### GOAL
Repeat all of the material below exactly as written, images excluded.

### DATA EXCERPTS
-----

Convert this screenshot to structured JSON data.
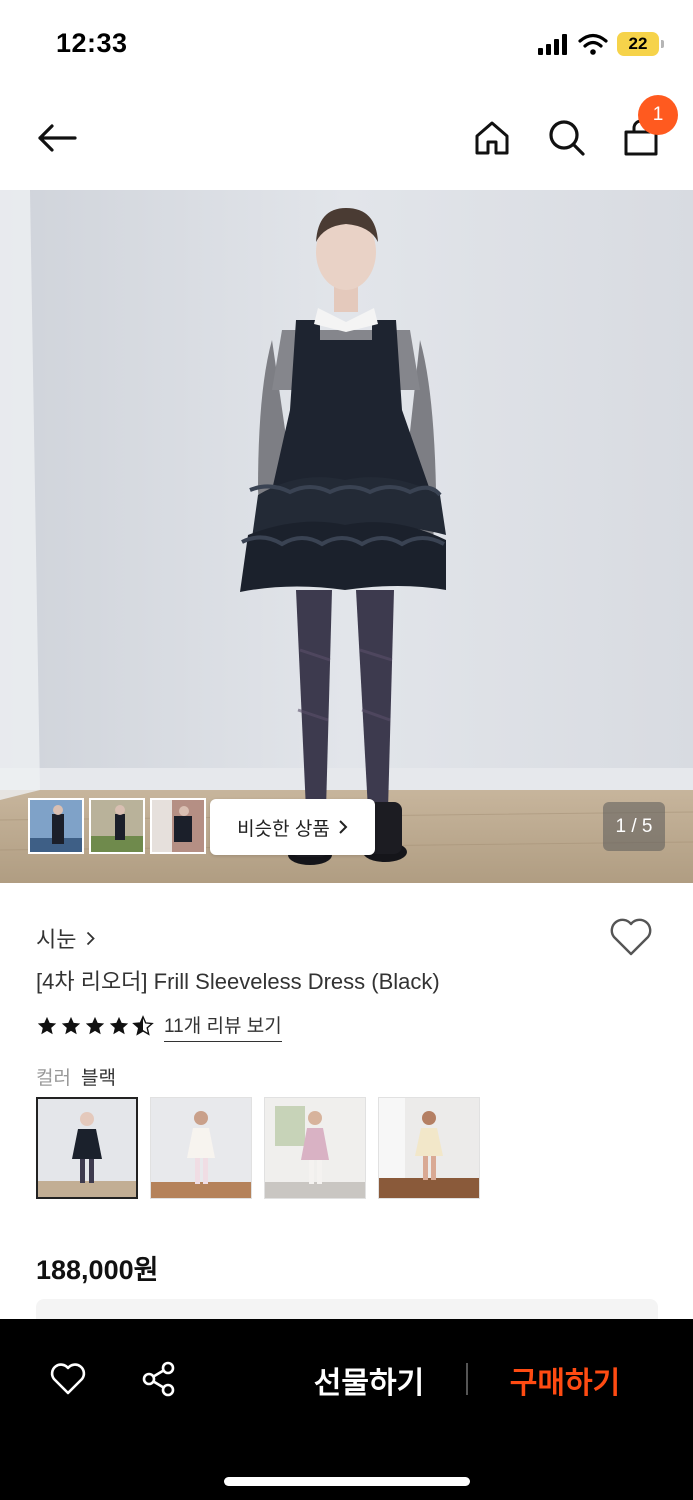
{
  "status_bar": {
    "time": "12:33",
    "battery": "22"
  },
  "nav": {
    "cart_count": "1"
  },
  "hero": {
    "similar_label": "비슷한 상품",
    "page_counter": "1 / 5"
  },
  "product": {
    "brand": "시눈",
    "title": "[4차 리오더] Frill Sleeveless Dress (Black)",
    "rating": 4.5,
    "review_link": "11개 리뷰 보기",
    "color_label": "컬러",
    "color_value": "블랙",
    "price": "188,000원"
  },
  "bottom_bar": {
    "gift_label": "선물하기",
    "buy_label": "구매하기"
  },
  "colors": {
    "accent_orange": "#ff5a1f",
    "buy_text": "#ff4b12"
  }
}
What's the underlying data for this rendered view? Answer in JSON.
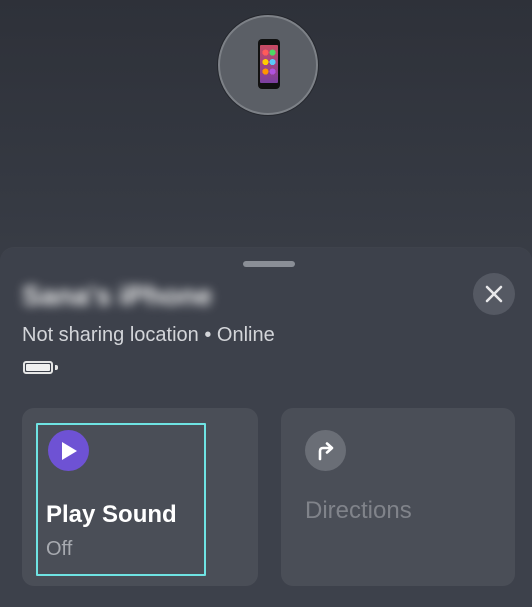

-----

### OUTPUT
Convert this screenshot to structured JSON data.
{
  "status_bar": {
    "time": "12:33",
    "battery": "22"
  },
  "nav": {
    "cart_count": "1"
  },
  "hero": {
    "similar_label": "비슷한 상품",
    "page_counter": "1 / 5"
  },
  "product": {
    "brand": "시눈",
    "title": "[4차 리오더] Frill Sleeveless Dress (Black)",
    "rating": 4.5,
    "review_link": "11개 리뷰 보기",
    "color_label": "컬러",
    "color_value": "블랙",
    "price": "188,000원"
  },
  "bottom_bar": {
    "gift_label": "선물하기",
    "buy_label": "구매하기"
  },
  "colors": {
    "accent_orange": "#ff5a1f",
    "buy_text": "#ff4b12"
  }
}
What's the underlying data for this rendered view? Answer in JSON.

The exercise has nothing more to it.